Stored rows:
* Begin *

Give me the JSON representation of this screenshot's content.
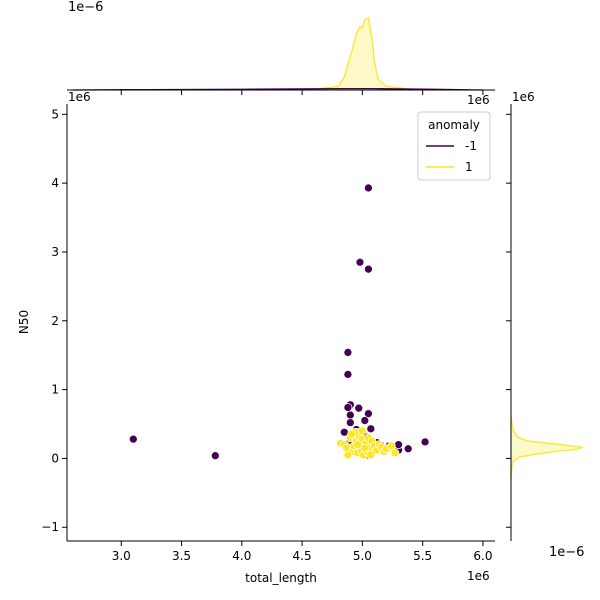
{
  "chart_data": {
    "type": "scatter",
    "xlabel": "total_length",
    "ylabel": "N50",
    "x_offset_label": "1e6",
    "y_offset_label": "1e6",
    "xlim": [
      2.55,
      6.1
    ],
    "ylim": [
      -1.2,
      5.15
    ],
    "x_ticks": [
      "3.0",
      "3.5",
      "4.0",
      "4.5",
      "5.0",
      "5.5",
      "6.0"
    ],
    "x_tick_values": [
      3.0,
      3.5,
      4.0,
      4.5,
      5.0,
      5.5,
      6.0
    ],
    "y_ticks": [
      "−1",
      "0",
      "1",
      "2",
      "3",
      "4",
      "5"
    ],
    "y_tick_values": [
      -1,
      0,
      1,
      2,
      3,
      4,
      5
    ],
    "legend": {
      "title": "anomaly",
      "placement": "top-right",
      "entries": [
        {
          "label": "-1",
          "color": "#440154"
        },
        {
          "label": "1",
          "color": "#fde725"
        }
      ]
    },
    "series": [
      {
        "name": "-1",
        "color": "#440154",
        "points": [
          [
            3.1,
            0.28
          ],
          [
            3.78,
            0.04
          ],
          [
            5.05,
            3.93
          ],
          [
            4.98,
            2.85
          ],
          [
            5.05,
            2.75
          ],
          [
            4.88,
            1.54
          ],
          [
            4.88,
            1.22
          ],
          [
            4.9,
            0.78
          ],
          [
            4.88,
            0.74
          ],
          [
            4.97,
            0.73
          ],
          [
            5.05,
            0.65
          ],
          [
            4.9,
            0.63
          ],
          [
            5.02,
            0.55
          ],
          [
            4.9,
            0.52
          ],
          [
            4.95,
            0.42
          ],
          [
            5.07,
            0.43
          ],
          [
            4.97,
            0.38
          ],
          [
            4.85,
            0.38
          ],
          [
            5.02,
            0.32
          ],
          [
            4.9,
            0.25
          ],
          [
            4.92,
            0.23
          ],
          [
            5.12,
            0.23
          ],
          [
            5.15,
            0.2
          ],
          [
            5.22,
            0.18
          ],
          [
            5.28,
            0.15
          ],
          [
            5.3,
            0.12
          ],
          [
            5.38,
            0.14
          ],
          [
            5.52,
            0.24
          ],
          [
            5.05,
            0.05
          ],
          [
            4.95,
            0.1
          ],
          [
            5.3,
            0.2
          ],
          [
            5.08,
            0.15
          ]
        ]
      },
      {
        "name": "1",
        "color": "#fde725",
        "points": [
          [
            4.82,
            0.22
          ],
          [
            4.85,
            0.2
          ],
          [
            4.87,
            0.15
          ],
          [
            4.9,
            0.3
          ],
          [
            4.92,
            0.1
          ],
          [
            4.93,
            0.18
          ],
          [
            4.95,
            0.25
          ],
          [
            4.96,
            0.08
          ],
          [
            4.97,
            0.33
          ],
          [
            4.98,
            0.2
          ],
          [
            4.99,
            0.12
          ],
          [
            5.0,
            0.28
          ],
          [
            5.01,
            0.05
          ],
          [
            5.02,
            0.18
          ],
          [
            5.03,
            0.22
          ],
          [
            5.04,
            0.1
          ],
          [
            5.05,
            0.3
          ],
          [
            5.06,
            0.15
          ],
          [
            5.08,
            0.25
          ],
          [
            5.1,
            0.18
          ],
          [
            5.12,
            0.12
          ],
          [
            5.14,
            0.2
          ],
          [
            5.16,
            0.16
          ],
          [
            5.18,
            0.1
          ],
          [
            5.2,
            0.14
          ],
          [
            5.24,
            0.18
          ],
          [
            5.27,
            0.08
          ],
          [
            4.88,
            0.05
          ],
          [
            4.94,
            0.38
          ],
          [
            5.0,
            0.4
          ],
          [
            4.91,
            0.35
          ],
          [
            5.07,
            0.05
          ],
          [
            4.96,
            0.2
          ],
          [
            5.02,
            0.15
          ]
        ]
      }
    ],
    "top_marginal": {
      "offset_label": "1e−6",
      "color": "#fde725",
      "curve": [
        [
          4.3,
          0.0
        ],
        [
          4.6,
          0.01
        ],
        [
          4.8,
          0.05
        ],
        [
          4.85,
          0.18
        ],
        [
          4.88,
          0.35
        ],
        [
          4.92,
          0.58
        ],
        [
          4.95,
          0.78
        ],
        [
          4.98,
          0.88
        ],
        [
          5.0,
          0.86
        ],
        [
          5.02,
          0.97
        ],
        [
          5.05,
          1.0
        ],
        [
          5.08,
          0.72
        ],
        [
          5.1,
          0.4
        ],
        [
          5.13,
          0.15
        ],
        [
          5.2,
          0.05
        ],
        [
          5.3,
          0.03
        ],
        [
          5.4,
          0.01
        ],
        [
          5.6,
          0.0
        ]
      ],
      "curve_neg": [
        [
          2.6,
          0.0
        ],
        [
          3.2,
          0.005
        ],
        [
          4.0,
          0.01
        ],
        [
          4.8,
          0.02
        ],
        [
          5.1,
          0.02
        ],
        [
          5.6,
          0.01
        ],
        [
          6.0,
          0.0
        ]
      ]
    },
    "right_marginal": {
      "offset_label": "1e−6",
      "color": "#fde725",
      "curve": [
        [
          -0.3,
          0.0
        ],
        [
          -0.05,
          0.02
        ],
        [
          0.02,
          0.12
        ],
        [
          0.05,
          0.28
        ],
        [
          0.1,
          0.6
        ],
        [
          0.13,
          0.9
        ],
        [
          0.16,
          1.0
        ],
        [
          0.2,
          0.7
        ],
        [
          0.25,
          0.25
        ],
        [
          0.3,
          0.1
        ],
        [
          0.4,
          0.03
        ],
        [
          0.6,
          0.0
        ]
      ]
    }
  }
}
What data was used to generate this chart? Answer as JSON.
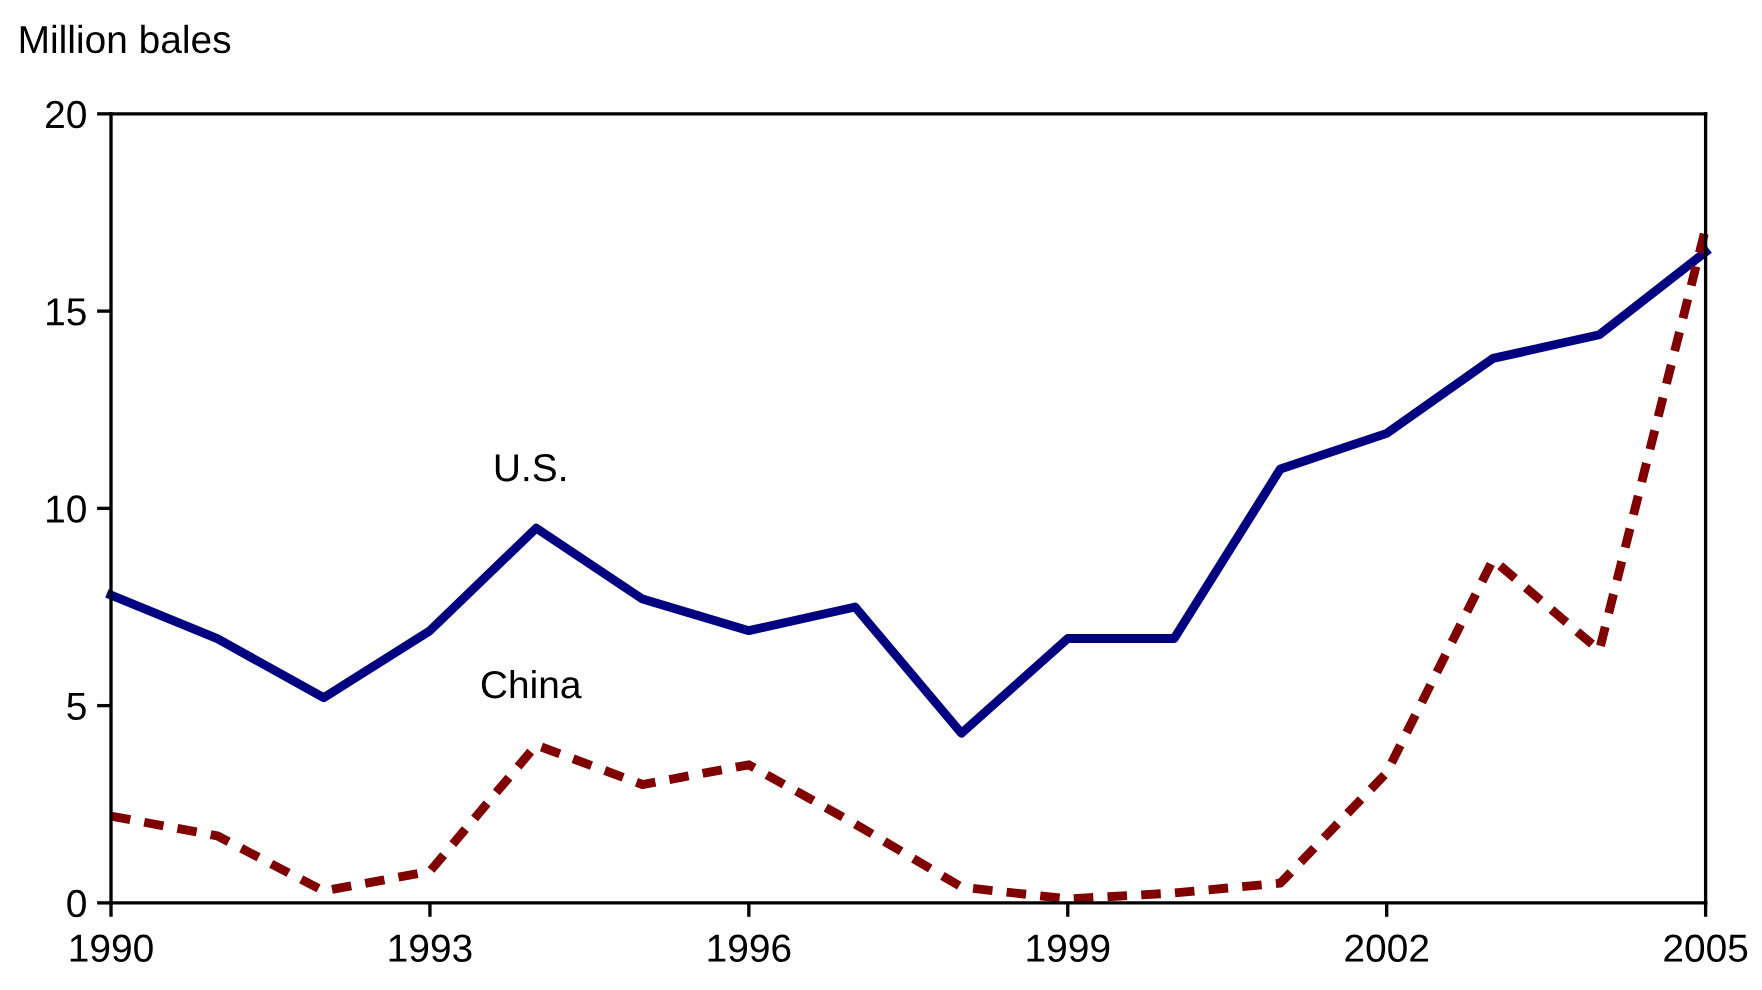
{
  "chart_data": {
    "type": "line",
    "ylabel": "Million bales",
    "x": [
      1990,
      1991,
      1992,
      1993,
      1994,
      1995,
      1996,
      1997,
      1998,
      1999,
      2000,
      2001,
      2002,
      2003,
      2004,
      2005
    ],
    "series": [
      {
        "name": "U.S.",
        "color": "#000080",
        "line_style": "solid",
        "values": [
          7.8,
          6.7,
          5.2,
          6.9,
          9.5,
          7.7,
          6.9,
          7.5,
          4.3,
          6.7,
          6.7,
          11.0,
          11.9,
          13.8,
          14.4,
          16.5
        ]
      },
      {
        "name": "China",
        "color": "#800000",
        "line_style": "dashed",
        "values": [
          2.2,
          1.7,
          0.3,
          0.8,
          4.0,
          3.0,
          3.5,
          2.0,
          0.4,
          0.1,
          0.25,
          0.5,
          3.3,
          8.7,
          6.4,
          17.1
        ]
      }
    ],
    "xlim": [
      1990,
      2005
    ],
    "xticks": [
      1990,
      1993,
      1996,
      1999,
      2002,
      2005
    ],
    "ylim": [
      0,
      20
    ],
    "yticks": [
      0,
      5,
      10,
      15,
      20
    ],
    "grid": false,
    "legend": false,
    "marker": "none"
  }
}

* End *
* Begin *

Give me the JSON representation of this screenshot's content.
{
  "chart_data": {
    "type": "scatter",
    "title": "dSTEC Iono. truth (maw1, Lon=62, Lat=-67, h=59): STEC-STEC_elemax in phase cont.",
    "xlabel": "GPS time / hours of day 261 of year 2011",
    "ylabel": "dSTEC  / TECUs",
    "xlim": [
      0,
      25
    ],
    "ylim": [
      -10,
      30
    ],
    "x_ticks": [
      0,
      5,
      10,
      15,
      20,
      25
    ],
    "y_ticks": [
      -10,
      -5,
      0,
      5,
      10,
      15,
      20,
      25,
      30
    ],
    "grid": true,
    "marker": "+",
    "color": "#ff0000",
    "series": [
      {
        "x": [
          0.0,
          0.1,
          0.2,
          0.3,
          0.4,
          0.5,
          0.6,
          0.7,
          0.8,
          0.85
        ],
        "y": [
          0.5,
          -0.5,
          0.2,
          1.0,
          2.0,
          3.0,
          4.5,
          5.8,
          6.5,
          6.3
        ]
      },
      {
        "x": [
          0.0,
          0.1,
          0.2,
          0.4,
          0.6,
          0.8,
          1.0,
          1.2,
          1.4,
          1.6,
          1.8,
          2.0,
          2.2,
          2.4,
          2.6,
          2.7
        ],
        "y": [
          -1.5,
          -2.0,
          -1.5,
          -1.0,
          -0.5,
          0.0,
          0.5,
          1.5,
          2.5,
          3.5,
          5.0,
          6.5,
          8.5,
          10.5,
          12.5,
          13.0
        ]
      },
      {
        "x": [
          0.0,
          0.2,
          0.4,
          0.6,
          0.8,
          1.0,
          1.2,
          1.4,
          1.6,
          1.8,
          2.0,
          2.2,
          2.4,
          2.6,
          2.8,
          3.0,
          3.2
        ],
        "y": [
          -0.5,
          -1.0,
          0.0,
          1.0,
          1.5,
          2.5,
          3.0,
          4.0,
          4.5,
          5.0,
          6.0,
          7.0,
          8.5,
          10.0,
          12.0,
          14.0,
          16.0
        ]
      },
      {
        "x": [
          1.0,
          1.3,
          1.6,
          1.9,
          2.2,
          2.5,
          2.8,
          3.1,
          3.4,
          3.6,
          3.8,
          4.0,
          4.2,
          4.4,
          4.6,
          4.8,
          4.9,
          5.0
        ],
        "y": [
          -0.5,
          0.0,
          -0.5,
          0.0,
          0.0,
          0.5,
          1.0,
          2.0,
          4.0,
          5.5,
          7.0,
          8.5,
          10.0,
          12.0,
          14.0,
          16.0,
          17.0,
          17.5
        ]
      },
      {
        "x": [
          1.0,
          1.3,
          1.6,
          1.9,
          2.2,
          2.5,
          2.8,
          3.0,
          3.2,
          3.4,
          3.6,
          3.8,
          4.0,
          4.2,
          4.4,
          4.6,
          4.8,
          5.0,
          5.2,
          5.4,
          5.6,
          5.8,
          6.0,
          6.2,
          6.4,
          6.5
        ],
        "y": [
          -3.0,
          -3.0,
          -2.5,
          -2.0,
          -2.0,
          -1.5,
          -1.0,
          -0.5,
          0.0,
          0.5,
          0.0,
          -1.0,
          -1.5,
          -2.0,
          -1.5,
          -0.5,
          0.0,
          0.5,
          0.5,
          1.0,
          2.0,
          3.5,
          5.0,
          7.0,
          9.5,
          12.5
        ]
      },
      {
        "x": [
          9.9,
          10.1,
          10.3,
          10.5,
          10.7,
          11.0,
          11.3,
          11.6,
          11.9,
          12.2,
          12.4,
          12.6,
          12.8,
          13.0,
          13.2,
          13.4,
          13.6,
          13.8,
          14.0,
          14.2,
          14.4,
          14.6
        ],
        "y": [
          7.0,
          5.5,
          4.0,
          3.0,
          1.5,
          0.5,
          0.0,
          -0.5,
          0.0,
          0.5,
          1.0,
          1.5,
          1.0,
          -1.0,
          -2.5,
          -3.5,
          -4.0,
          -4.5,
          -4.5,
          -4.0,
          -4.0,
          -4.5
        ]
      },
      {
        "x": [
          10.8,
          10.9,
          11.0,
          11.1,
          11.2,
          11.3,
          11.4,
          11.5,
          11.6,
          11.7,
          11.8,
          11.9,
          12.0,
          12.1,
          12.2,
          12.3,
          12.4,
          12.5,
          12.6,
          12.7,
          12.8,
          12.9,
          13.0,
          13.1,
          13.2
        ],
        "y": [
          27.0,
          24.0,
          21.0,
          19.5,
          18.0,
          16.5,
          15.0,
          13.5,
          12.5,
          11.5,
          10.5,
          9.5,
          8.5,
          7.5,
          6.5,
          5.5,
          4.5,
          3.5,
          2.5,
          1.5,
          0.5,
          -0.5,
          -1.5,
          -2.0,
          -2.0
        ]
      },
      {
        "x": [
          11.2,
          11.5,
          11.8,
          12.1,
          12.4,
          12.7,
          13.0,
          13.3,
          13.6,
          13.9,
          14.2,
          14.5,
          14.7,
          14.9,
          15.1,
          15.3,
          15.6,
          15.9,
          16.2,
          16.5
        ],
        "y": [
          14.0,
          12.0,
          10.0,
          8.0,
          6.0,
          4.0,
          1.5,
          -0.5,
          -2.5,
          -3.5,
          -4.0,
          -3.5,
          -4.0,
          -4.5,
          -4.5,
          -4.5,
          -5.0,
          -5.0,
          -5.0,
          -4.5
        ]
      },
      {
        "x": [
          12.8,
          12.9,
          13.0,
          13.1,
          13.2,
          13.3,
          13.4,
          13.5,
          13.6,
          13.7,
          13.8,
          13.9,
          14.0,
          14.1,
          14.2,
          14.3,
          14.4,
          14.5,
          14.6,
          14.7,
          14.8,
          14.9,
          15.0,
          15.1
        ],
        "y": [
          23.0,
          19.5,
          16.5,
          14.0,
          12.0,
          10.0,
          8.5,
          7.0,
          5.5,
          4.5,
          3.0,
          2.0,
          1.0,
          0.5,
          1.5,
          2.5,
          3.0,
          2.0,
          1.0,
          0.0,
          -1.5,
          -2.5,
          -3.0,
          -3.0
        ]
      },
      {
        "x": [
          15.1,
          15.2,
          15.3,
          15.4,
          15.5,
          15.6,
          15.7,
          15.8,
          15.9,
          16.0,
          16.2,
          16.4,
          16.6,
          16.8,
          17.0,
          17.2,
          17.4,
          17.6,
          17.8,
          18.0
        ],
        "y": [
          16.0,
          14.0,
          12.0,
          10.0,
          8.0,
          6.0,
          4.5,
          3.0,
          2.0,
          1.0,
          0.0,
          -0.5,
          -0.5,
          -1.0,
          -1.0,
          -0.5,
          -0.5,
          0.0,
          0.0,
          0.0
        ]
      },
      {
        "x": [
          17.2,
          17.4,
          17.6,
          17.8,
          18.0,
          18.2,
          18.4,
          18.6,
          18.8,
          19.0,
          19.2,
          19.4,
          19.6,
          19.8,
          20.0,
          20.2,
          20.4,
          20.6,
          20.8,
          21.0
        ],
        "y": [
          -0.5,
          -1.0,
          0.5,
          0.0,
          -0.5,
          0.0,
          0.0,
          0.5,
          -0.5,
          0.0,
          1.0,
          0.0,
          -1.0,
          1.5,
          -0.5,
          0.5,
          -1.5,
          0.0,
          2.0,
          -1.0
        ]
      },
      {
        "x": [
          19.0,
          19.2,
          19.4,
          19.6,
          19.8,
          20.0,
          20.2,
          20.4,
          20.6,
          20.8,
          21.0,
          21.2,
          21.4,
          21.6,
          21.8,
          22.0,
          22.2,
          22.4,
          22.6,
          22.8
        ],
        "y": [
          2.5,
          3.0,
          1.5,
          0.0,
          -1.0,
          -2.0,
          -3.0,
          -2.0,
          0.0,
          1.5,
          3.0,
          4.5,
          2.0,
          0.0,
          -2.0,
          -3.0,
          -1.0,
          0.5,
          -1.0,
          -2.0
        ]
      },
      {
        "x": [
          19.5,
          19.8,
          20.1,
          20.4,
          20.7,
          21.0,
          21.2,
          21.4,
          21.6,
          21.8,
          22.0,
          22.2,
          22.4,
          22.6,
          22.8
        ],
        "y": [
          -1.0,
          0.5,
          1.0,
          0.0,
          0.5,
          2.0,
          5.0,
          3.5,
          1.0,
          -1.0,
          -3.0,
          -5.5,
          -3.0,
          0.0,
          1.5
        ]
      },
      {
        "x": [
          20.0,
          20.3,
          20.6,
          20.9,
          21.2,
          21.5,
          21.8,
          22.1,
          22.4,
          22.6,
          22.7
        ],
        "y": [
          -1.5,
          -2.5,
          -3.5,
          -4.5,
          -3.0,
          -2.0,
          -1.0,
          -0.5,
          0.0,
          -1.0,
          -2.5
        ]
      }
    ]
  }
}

* End *

Written instruction:
Collect each line containing the string "xlabel".

Output for this task:
    "xlabel": "total_length",
    "xlabel": "GPS time / hours of day 261 of year 2011",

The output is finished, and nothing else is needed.